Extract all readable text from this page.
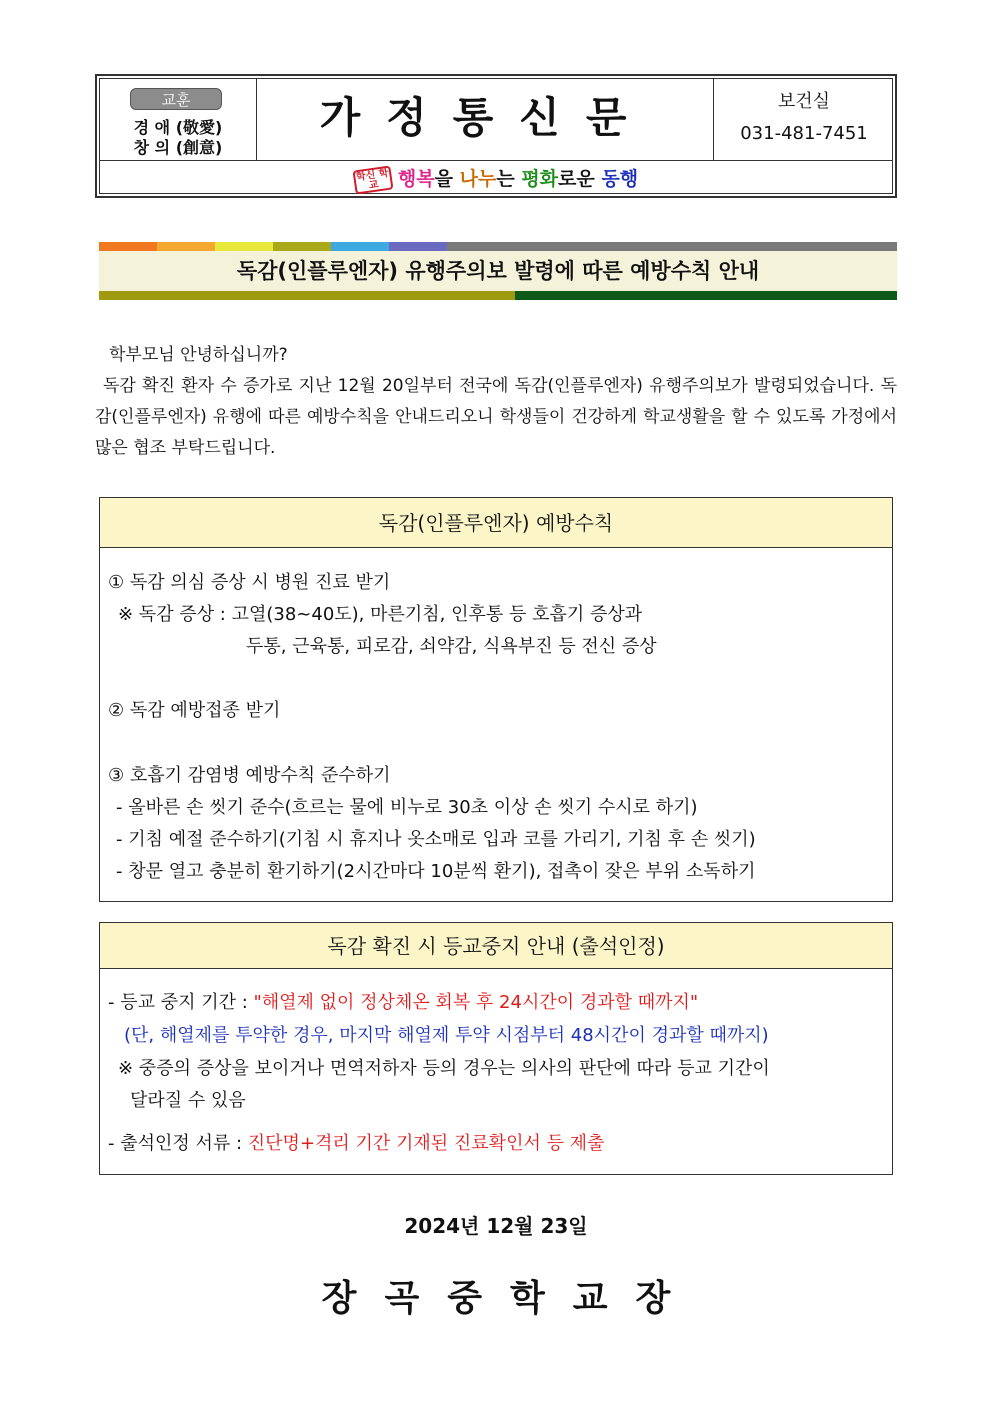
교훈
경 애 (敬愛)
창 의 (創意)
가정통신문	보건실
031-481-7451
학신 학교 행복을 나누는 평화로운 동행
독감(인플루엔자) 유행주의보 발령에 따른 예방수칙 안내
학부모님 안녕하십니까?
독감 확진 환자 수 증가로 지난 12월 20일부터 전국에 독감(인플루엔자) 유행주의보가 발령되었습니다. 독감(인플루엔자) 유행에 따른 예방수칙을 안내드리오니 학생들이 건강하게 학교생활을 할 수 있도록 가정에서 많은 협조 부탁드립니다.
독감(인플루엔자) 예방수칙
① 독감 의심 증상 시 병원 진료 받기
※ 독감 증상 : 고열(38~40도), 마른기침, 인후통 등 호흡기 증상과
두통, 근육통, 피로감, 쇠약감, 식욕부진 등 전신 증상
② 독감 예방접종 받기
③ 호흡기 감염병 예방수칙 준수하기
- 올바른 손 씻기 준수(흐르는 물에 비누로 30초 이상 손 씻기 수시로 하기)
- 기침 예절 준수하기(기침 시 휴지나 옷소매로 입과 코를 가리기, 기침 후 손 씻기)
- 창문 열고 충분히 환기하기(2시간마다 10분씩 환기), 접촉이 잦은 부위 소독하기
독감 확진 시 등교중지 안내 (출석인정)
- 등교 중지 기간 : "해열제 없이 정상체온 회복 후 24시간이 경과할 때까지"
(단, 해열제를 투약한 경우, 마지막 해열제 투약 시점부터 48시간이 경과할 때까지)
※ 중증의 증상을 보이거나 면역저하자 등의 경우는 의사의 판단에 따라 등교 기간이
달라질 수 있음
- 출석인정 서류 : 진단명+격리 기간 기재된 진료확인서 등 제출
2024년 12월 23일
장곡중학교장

*Problem requirements:* Every record is to be reproduced exactly, with no pictures included.

*Answer to this exercise:*
Extract all readable text from this page.
교훈
경 애 (敬愛)
창 의 (創意)
가정통신문	보건실
031-481-7451
학신 학교 행복을 나누는 평화로운 동행
독감(인플루엔자) 유행주의보 발령에 따른 예방수칙 안내
학부모님 안녕하십니까?
독감 확진 환자 수 증가로 지난 12월 20일부터 전국에 독감(인플루엔자) 유행주의보가 발령되었습니다. 독감(인플루엔자) 유행에 따른 예방수칙을 안내드리오니 학생들이 건강하게 학교생활을 할 수 있도록 가정에서 많은 협조 부탁드립니다.
독감(인플루엔자) 예방수칙
① 독감 의심 증상 시 병원 진료 받기
※ 독감 증상 : 고열(38~40도), 마른기침, 인후통 등 호흡기 증상과
두통, 근육통, 피로감, 쇠약감, 식욕부진 등 전신 증상
② 독감 예방접종 받기
③ 호흡기 감염병 예방수칙 준수하기
- 올바른 손 씻기 준수(흐르는 물에 비누로 30초 이상 손 씻기 수시로 하기)
- 기침 예절 준수하기(기침 시 휴지나 옷소매로 입과 코를 가리기, 기침 후 손 씻기)
- 창문 열고 충분히 환기하기(2시간마다 10분씩 환기), 접촉이 잦은 부위 소독하기
독감 확진 시 등교중지 안내 (출석인정)
- 등교 중지 기간 : "해열제 없이 정상체온 회복 후 24시간이 경과할 때까지"
(단, 해열제를 투약한 경우, 마지막 해열제 투약 시점부터 48시간이 경과할 때까지)
※ 중증의 증상을 보이거나 면역저하자 등의 경우는 의사의 판단에 따라 등교 기간이
달라질 수 있음
- 출석인정 서류 : 진단명+격리 기간 기재된 진료확인서 등 제출
2024년 12월 23일
장곡중학교장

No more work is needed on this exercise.